■ WORK TO BE COMPLETED ■
Pick out every line with the word "root" and copy it.
::: RECORDED DATA
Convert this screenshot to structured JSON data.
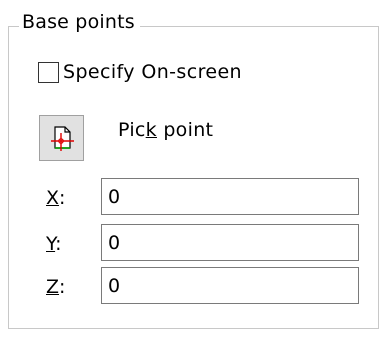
{
  "group": {
    "title": "Base points"
  },
  "specify_onscreen": {
    "label": "Specify On-screen",
    "checked": false
  },
  "pick_point": {
    "label_before": "Pic",
    "label_mnemonic": "k",
    "label_after": " point",
    "icon": "pick-point-icon"
  },
  "coords": [
    {
      "mnemonic": "X",
      "suffix": ":",
      "value": "0"
    },
    {
      "mnemonic": "Y",
      "suffix": ":",
      "value": "0"
    },
    {
      "mnemonic": "Z",
      "suffix": ":",
      "value": "0"
    }
  ],
  "colors": {
    "icon_outline": "#000000",
    "icon_crosshair_red": "#e00000",
    "icon_page_green": "#00a000",
    "button_face": "#e1e1e1"
  }
}
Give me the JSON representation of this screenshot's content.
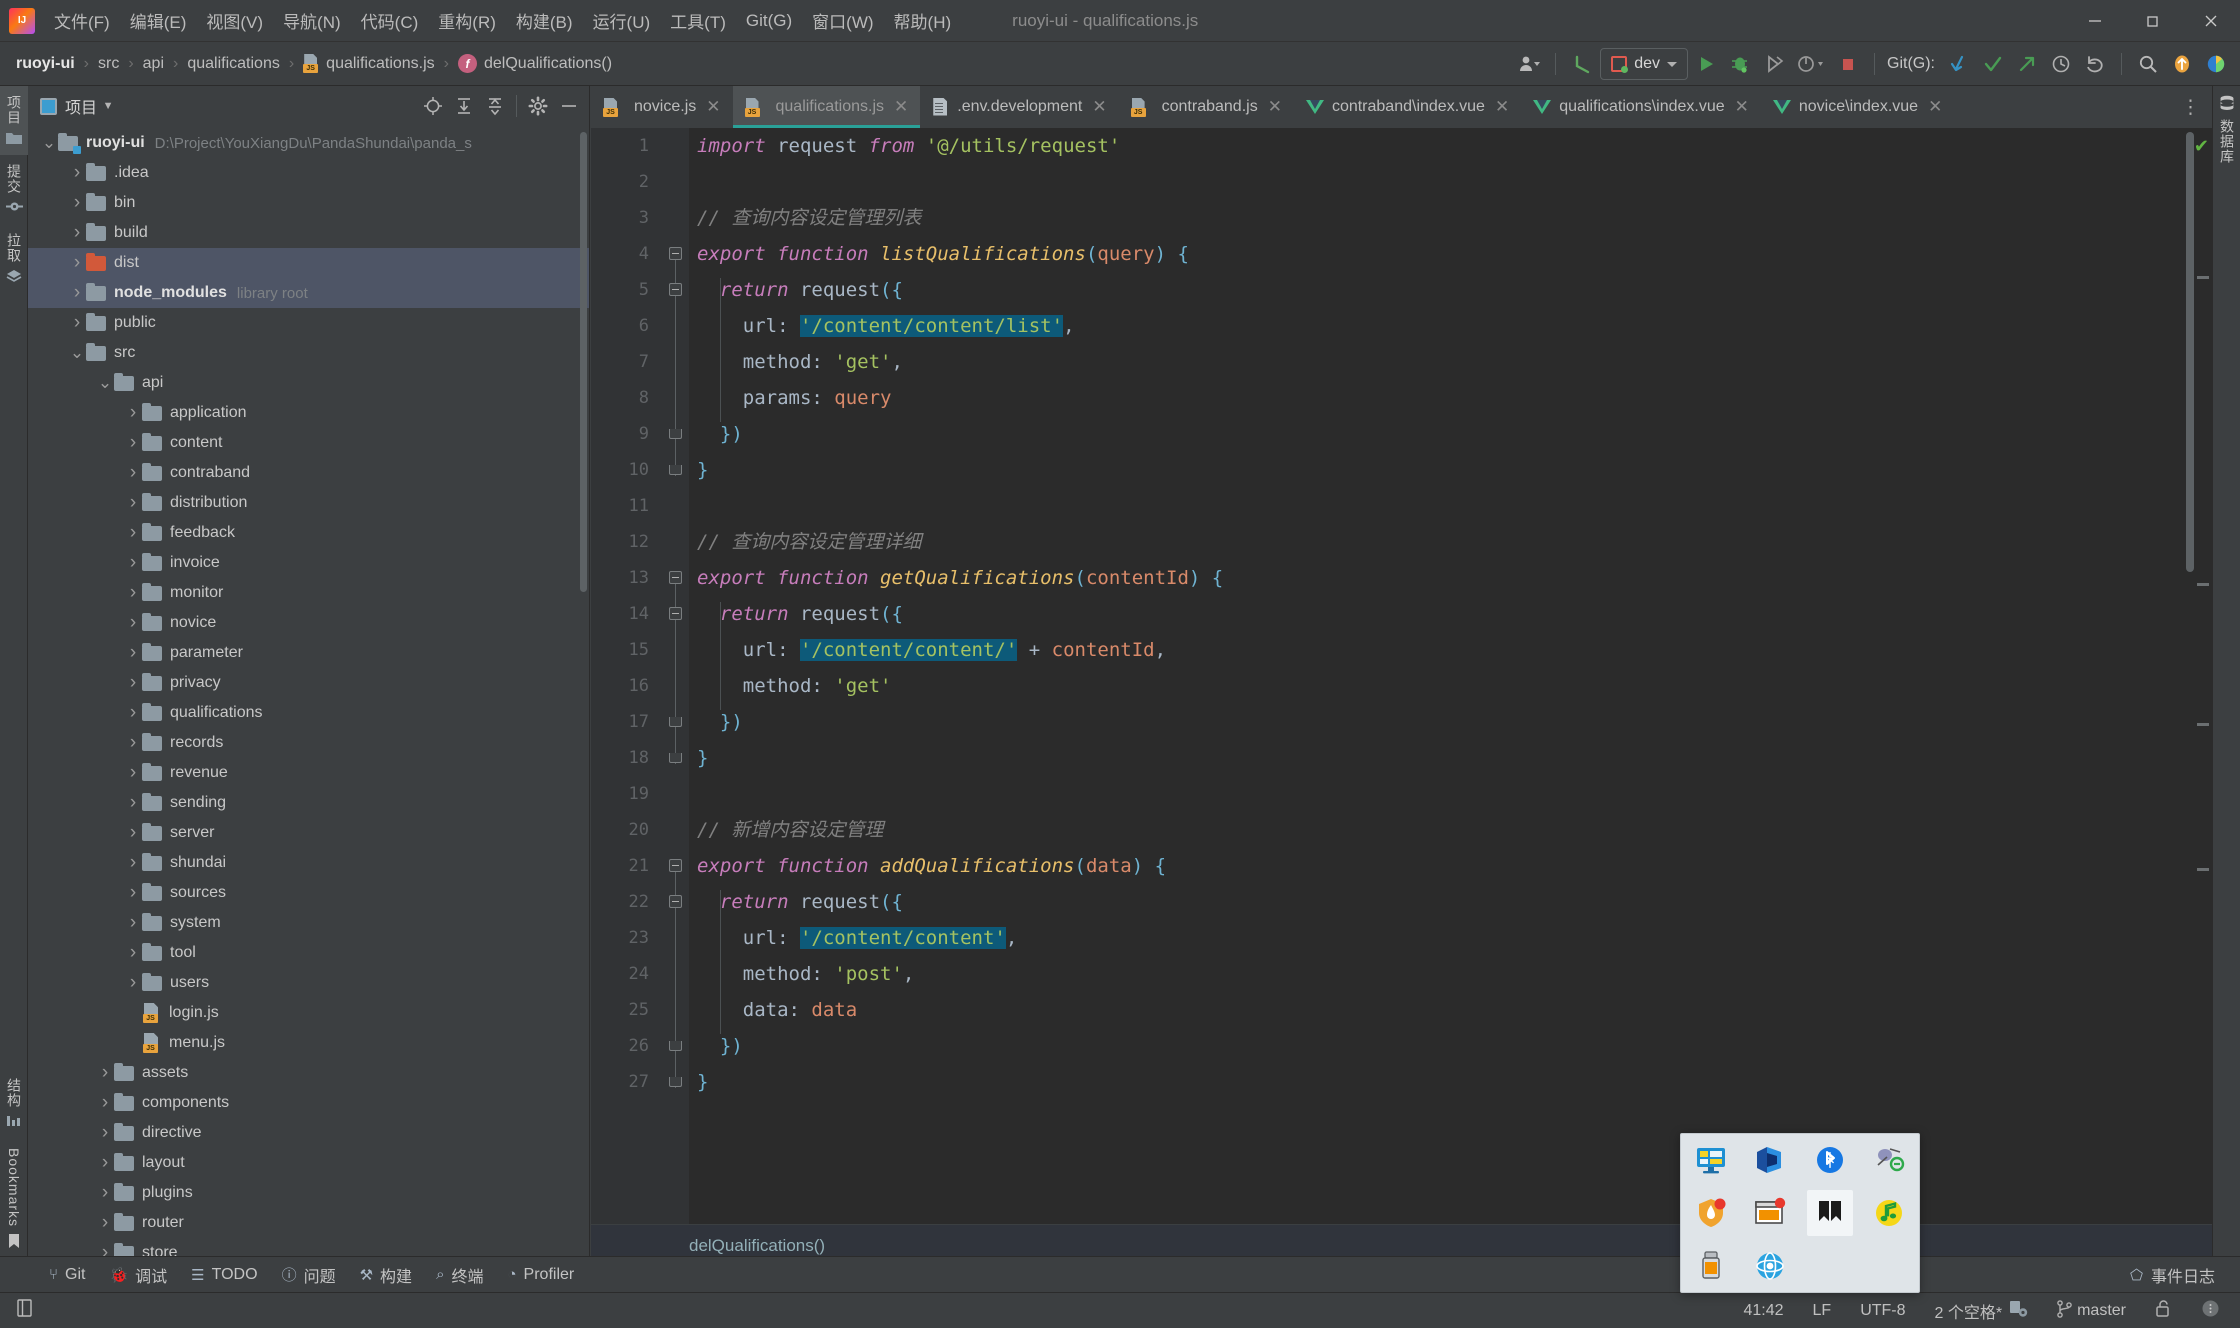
{
  "window": {
    "title": "ruoyi-ui - qualifications.js",
    "logo_icon": "intellij-idea-logo",
    "minimize_label": "–",
    "maximize_label": "❐",
    "close_label": "✕"
  },
  "menubar": {
    "items": [
      {
        "label": "文件(F)",
        "name": "menu-file"
      },
      {
        "label": "编辑(E)",
        "name": "menu-edit"
      },
      {
        "label": "视图(V)",
        "name": "menu-view"
      },
      {
        "label": "导航(N)",
        "name": "menu-navigate"
      },
      {
        "label": "代码(C)",
        "name": "menu-code"
      },
      {
        "label": "重构(R)",
        "name": "menu-refactor"
      },
      {
        "label": "构建(B)",
        "name": "menu-build"
      },
      {
        "label": "运行(U)",
        "name": "menu-run"
      },
      {
        "label": "工具(T)",
        "name": "menu-tools"
      },
      {
        "label": "Git(G)",
        "name": "menu-git"
      },
      {
        "label": "窗口(W)",
        "name": "menu-window"
      },
      {
        "label": "帮助(H)",
        "name": "menu-help"
      }
    ]
  },
  "breadcrumb": {
    "items": [
      {
        "label": "ruoyi-ui",
        "name": "breadcrumb-project",
        "bold": true
      },
      {
        "label": "src",
        "name": "breadcrumb-src"
      },
      {
        "label": "api",
        "name": "breadcrumb-api"
      },
      {
        "label": "qualifications",
        "name": "breadcrumb-qualifications"
      },
      {
        "label": "qualifications.js",
        "name": "breadcrumb-file"
      },
      {
        "label": "delQualifications()",
        "name": "breadcrumb-function"
      }
    ],
    "separator": "›"
  },
  "toolbar": {
    "run_config": "dev",
    "git_label": "Git(G):",
    "icons": {
      "account": "user-account-icon",
      "back_arrow": "back-arrow-icon",
      "run": "run-icon",
      "debug": "debug-icon",
      "coverage": "run-with-coverage-icon",
      "profile": "profile-icon",
      "stop": "stop-icon",
      "update": "git-update-icon",
      "commit": "git-commit-icon",
      "push": "git-push-icon",
      "history": "git-history-icon",
      "rollback": "git-rollback-icon",
      "search": "search-everywhere-icon",
      "updates": "updates-available-icon",
      "ai": "ai-assistant-icon"
    }
  },
  "left_strip": {
    "tabs": [
      {
        "label": "项目",
        "name": "tool-tab-project",
        "icon": "project-folder-icon",
        "active": true
      },
      {
        "label": "提交",
        "name": "tool-tab-commit",
        "icon": "commit-icon",
        "active": false
      },
      {
        "label": "拉取",
        "name": "tool-tab-pull-requests",
        "icon": "pull-requests-icon",
        "active": false
      }
    ],
    "bottom_tabs": [
      {
        "label": "结构",
        "name": "tool-tab-structure",
        "icon": "structure-icon"
      },
      {
        "label": "Bookmarks",
        "name": "tool-tab-bookmarks",
        "icon": "bookmark-icon"
      }
    ]
  },
  "right_strip": {
    "tabs": [
      {
        "label": "数据库",
        "name": "tool-tab-database",
        "icon": "database-icon"
      }
    ]
  },
  "project_panel": {
    "title": "项目",
    "icon": "project-panel-icon",
    "dropdown_icon": "chevron-down-icon",
    "actions": [
      {
        "name": "scroll-from-source-button",
        "icon": "target-icon",
        "glyph": "⊕"
      },
      {
        "name": "expand-all-button",
        "icon": "expand-all-icon",
        "glyph": "⤓"
      },
      {
        "name": "collapse-all-button",
        "icon": "collapse-all-icon",
        "glyph": "⤒"
      },
      {
        "name": "panel-settings-button",
        "icon": "gear-icon",
        "glyph": "⚙"
      },
      {
        "name": "hide-panel-button",
        "icon": "minimize-icon",
        "glyph": "—"
      }
    ],
    "tree": [
      {
        "label": "ruoyi-ui",
        "suffix": "D:\\Project\\YouXiangDu\\PandaShundai\\panda_s",
        "indent": 0,
        "arrow": "expanded",
        "icon": "project-root-folder",
        "bold": true
      },
      {
        "label": ".idea",
        "indent": 1,
        "arrow": "collapsed",
        "icon": "folder"
      },
      {
        "label": "bin",
        "indent": 1,
        "arrow": "collapsed",
        "icon": "folder"
      },
      {
        "label": "build",
        "indent": 1,
        "arrow": "collapsed",
        "icon": "folder"
      },
      {
        "label": "dist",
        "indent": 1,
        "arrow": "collapsed",
        "icon": "folder-excluded",
        "selected": true
      },
      {
        "label": "node_modules",
        "suffix": "library root",
        "indent": 1,
        "arrow": "collapsed",
        "icon": "folder",
        "bold": true,
        "selected": true
      },
      {
        "label": "public",
        "indent": 1,
        "arrow": "collapsed",
        "icon": "folder"
      },
      {
        "label": "src",
        "indent": 1,
        "arrow": "expanded",
        "icon": "folder"
      },
      {
        "label": "api",
        "indent": 2,
        "arrow": "expanded",
        "icon": "folder"
      },
      {
        "label": "application",
        "indent": 3,
        "arrow": "collapsed",
        "icon": "folder"
      },
      {
        "label": "content",
        "indent": 3,
        "arrow": "collapsed",
        "icon": "folder"
      },
      {
        "label": "contraband",
        "indent": 3,
        "arrow": "collapsed",
        "icon": "folder"
      },
      {
        "label": "distribution",
        "indent": 3,
        "arrow": "collapsed",
        "icon": "folder"
      },
      {
        "label": "feedback",
        "indent": 3,
        "arrow": "collapsed",
        "icon": "folder"
      },
      {
        "label": "invoice",
        "indent": 3,
        "arrow": "collapsed",
        "icon": "folder"
      },
      {
        "label": "monitor",
        "indent": 3,
        "arrow": "collapsed",
        "icon": "folder"
      },
      {
        "label": "novice",
        "indent": 3,
        "arrow": "collapsed",
        "icon": "folder"
      },
      {
        "label": "parameter",
        "indent": 3,
        "arrow": "collapsed",
        "icon": "folder"
      },
      {
        "label": "privacy",
        "indent": 3,
        "arrow": "collapsed",
        "icon": "folder"
      },
      {
        "label": "qualifications",
        "indent": 3,
        "arrow": "collapsed",
        "icon": "folder"
      },
      {
        "label": "records",
        "indent": 3,
        "arrow": "collapsed",
        "icon": "folder"
      },
      {
        "label": "revenue",
        "indent": 3,
        "arrow": "collapsed",
        "icon": "folder"
      },
      {
        "label": "sending",
        "indent": 3,
        "arrow": "collapsed",
        "icon": "folder"
      },
      {
        "label": "server",
        "indent": 3,
        "arrow": "collapsed",
        "icon": "folder"
      },
      {
        "label": "shundai",
        "indent": 3,
        "arrow": "collapsed",
        "icon": "folder"
      },
      {
        "label": "sources",
        "indent": 3,
        "arrow": "collapsed",
        "icon": "folder"
      },
      {
        "label": "system",
        "indent": 3,
        "arrow": "collapsed",
        "icon": "folder"
      },
      {
        "label": "tool",
        "indent": 3,
        "arrow": "collapsed",
        "icon": "folder"
      },
      {
        "label": "users",
        "indent": 3,
        "arrow": "collapsed",
        "icon": "folder"
      },
      {
        "label": "login.js",
        "indent": 3,
        "arrow": "none",
        "icon": "js-file"
      },
      {
        "label": "menu.js",
        "indent": 3,
        "arrow": "none",
        "icon": "js-file"
      },
      {
        "label": "assets",
        "indent": 2,
        "arrow": "collapsed",
        "icon": "folder"
      },
      {
        "label": "components",
        "indent": 2,
        "arrow": "collapsed",
        "icon": "folder"
      },
      {
        "label": "directive",
        "indent": 2,
        "arrow": "collapsed",
        "icon": "folder"
      },
      {
        "label": "layout",
        "indent": 2,
        "arrow": "collapsed",
        "icon": "folder"
      },
      {
        "label": "plugins",
        "indent": 2,
        "arrow": "collapsed",
        "icon": "folder"
      },
      {
        "label": "router",
        "indent": 2,
        "arrow": "collapsed",
        "icon": "folder"
      },
      {
        "label": "store",
        "indent": 2,
        "arrow": "collapsed",
        "icon": "folder"
      }
    ]
  },
  "editor": {
    "tabs": [
      {
        "label": "novice.js",
        "icon": "js-file",
        "active": false
      },
      {
        "label": "qualifications.js",
        "icon": "js-file",
        "active": true
      },
      {
        "label": ".env.development",
        "icon": "text-file",
        "active": false
      },
      {
        "label": "contraband.js",
        "icon": "js-file",
        "active": false
      },
      {
        "label": "contraband\\index.vue",
        "icon": "vue-file",
        "active": false
      },
      {
        "label": "qualifications\\index.vue",
        "icon": "vue-file",
        "active": false
      },
      {
        "label": "novice\\index.vue",
        "icon": "vue-file",
        "active": false
      }
    ],
    "close_glyph": "✕",
    "more_tabs_glyph": "⋮",
    "inspection_ok_glyph": "✔",
    "bottom_breadcrumb": "delQualifications()",
    "line_numbers": [
      1,
      2,
      3,
      4,
      5,
      6,
      7,
      8,
      9,
      10,
      11,
      12,
      13,
      14,
      15,
      16,
      17,
      18,
      19,
      20,
      21,
      22,
      23,
      24,
      25,
      26,
      27
    ],
    "code_lines": [
      [
        {
          "t": "import ",
          "c": "kw2"
        },
        {
          "t": "request ",
          "c": "ident"
        },
        {
          "t": "from ",
          "c": "kw2"
        },
        {
          "t": "'@/utils/request'",
          "c": "str"
        }
      ],
      [],
      [
        {
          "t": "// 查询内容设定管理列表",
          "c": "com"
        }
      ],
      [
        {
          "t": "export ",
          "c": "kw2"
        },
        {
          "t": "function ",
          "c": "kw2"
        },
        {
          "t": "listQualifications",
          "c": "fn"
        },
        {
          "t": "(",
          "c": "punc"
        },
        {
          "t": "query",
          "c": "param"
        },
        {
          "t": ") ",
          "c": "punc"
        },
        {
          "t": "{",
          "c": "punc"
        }
      ],
      [
        {
          "t": "  return ",
          "c": "kw2"
        },
        {
          "t": "request",
          "c": "ident"
        },
        {
          "t": "({",
          "c": "punc"
        }
      ],
      [
        {
          "t": "    url: ",
          "c": "prop"
        },
        {
          "t": "'/content/content/list'",
          "c": "str",
          "hl": true
        },
        {
          "t": ",",
          "c": "prop"
        }
      ],
      [
        {
          "t": "    method: ",
          "c": "prop"
        },
        {
          "t": "'get'",
          "c": "str"
        },
        {
          "t": ",",
          "c": "prop"
        }
      ],
      [
        {
          "t": "    params: ",
          "c": "prop"
        },
        {
          "t": "query",
          "c": "var"
        }
      ],
      [
        {
          "t": "  })",
          "c": "punc"
        }
      ],
      [
        {
          "t": "}",
          "c": "punc"
        }
      ],
      [],
      [
        {
          "t": "// 查询内容设定管理详细",
          "c": "com"
        }
      ],
      [
        {
          "t": "export ",
          "c": "kw2"
        },
        {
          "t": "function ",
          "c": "kw2"
        },
        {
          "t": "getQualifications",
          "c": "fn"
        },
        {
          "t": "(",
          "c": "punc"
        },
        {
          "t": "contentId",
          "c": "param"
        },
        {
          "t": ") ",
          "c": "punc"
        },
        {
          "t": "{",
          "c": "punc"
        }
      ],
      [
        {
          "t": "  return ",
          "c": "kw2"
        },
        {
          "t": "request",
          "c": "ident"
        },
        {
          "t": "({",
          "c": "punc"
        }
      ],
      [
        {
          "t": "    url: ",
          "c": "prop"
        },
        {
          "t": "'/content/content/'",
          "c": "str",
          "hl": true
        },
        {
          "t": " + ",
          "c": "prop"
        },
        {
          "t": "contentId",
          "c": "var"
        },
        {
          "t": ",",
          "c": "prop"
        }
      ],
      [
        {
          "t": "    method: ",
          "c": "prop"
        },
        {
          "t": "'get'",
          "c": "str"
        }
      ],
      [
        {
          "t": "  })",
          "c": "punc"
        }
      ],
      [
        {
          "t": "}",
          "c": "punc"
        }
      ],
      [],
      [
        {
          "t": "// 新增内容设定管理",
          "c": "com"
        }
      ],
      [
        {
          "t": "export ",
          "c": "kw2"
        },
        {
          "t": "function ",
          "c": "kw2"
        },
        {
          "t": "addQualifications",
          "c": "fn"
        },
        {
          "t": "(",
          "c": "punc"
        },
        {
          "t": "data",
          "c": "param"
        },
        {
          "t": ") ",
          "c": "punc"
        },
        {
          "t": "{",
          "c": "punc"
        }
      ],
      [
        {
          "t": "  return ",
          "c": "kw2"
        },
        {
          "t": "request",
          "c": "ident"
        },
        {
          "t": "({",
          "c": "punc"
        }
      ],
      [
        {
          "t": "    url: ",
          "c": "prop"
        },
        {
          "t": "'/content/content'",
          "c": "str",
          "hl": true
        },
        {
          "t": ",",
          "c": "prop"
        }
      ],
      [
        {
          "t": "    method: ",
          "c": "prop"
        },
        {
          "t": "'post'",
          "c": "str"
        },
        {
          "t": ",",
          "c": "prop"
        }
      ],
      [
        {
          "t": "    data: ",
          "c": "prop"
        },
        {
          "t": "data",
          "c": "var"
        }
      ],
      [
        {
          "t": "  })",
          "c": "punc"
        }
      ],
      [
        {
          "t": "}",
          "c": "punc"
        }
      ]
    ]
  },
  "bottom_tools": {
    "items": [
      {
        "label": "Git",
        "name": "bottom-tab-git",
        "glyph": "⑂"
      },
      {
        "label": "调试",
        "name": "bottom-tab-debug",
        "glyph": "🐞"
      },
      {
        "label": "TODO",
        "name": "bottom-tab-todo",
        "glyph": "☰"
      },
      {
        "label": "问题",
        "name": "bottom-tab-problems",
        "glyph": "ⓘ"
      },
      {
        "label": "构建",
        "name": "bottom-tab-build",
        "glyph": "⚒"
      },
      {
        "label": "终端",
        "name": "bottom-tab-terminal",
        "glyph": "⌕"
      },
      {
        "label": "Profiler",
        "name": "bottom-tab-profiler",
        "glyph": "◔"
      }
    ],
    "event_log": "事件日志",
    "event_log_glyph": "⬠"
  },
  "statusbar": {
    "caret_position": "41:42",
    "line_separator": "LF",
    "encoding": "UTF-8",
    "indent": "2 个空格*",
    "branch": "master",
    "indent_icon": "indent-settings-icon",
    "branch_icon": "git-branch-icon",
    "lock_icon": "unlocked-icon",
    "more_icon": "more-options-icon",
    "left_icon": "show-tool-windows-icon"
  },
  "tray_popup": {
    "icons": [
      {
        "name": "display-settings-icon",
        "row": 0,
        "col": 0
      },
      {
        "name": "nvidia-icon",
        "row": 0,
        "col": 1
      },
      {
        "name": "bluetooth-icon",
        "row": 0,
        "col": 2
      },
      {
        "name": "network-tools-icon",
        "row": 0,
        "col": 3
      },
      {
        "name": "security-shield-icon",
        "row": 1,
        "col": 0
      },
      {
        "name": "update-window-icon",
        "row": 1,
        "col": 1
      },
      {
        "name": "ribbon-app-icon",
        "row": 1,
        "col": 2,
        "selected": true
      },
      {
        "name": "music-note-icon",
        "row": 1,
        "col": 3
      },
      {
        "name": "usb-device-icon",
        "row": 2,
        "col": 0
      },
      {
        "name": "globe-app-icon",
        "row": 2,
        "col": 1
      }
    ]
  },
  "colors": {
    "accent": "#2aa198",
    "editor_bg": "#2b2b2b",
    "panel_bg": "#3c3f41",
    "selection": "#4e5566",
    "string": "#a5c261",
    "keyword": "#cc7832",
    "function": "#e8bf6a",
    "highlight": "#0d5a79"
  }
}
::::::
■ WORKED ANSWER ■
        "icon": "project-root-folder",
        "suffix": "library root",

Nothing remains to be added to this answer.